---------- Material provided ----------

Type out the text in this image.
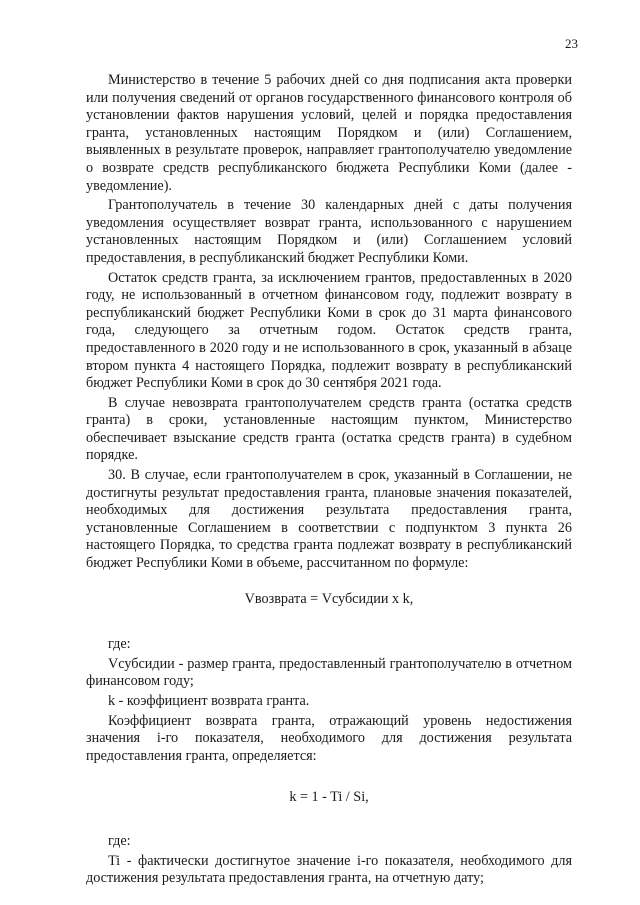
23

Министерство в течение 5 рабочих дней со дня подписания акта проверки или получения сведений от органов государственного финансового контроля об установлении фактов нарушения условий, целей и порядка предоставления гранта, установленных настоящим Порядком и (или) Соглашением, выявленных в результате проверок, направляет грантополучателю уведомление о возврате средств республиканского бюджета Республики Коми (далее - уведомление).

Грантополучатель в течение 30 календарных дней с даты получения уведомления осуществляет возврат гранта, использованного с нарушением установленных настоящим Порядком и (или) Соглашением условий предоставления, в республиканский бюджет Республики Коми.

Остаток средств гранта, за исключением грантов, предоставленных в 2020 году, не использованный в отчетном финансовом году, подлежит возврату в республиканский бюджет Республики Коми в срок до 31 марта финансового года, следующего за отчетным годом. Остаток средств гранта, предоставленного в 2020 году и не использованного в срок, указанный в абзаце втором пункта 4 настоящего Порядка, подлежит возврату в республиканский бюджет Республики Коми в срок до 30 сентября 2021 года.

В случае невозврата грантополучателем средств гранта (остатка средств гранта) в сроки, установленные настоящим пунктом, Министерство обеспечивает взыскание средств гранта (остатка средств гранта) в судебном порядке.

30. В случае, если грантополучателем в срок, указанный в Соглашении, не достигнуты результат предоставления гранта, плановые значения показателей, необходимых для достижения результата предоставления гранта, установленные Соглашением в соответствии с подпунктом 3 пункта 26 настоящего Порядка, то средства гранта подлежат возврату в республиканский бюджет Республики Коми в объеме, рассчитанном по формуле:

Vвозврата = Vсубсидии x k,

где:

Vсубсидии - размер гранта, предоставленный грантополучателю в отчетном финансовом году;

k - коэффициент возврата гранта.

Коэффициент возврата гранта, отражающий уровень недостижения значения i-го показателя, необходимого для достижения результата предоставления гранта, определяется:

k = 1 - Ti / Si,

где:

Ti - фактически достигнутое значение i-го показателя, необходимого для достижения результата предоставления гранта, на отчетную дату;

----------

Tally the lines in this data that hold the word "необходимого" and state only the count.

2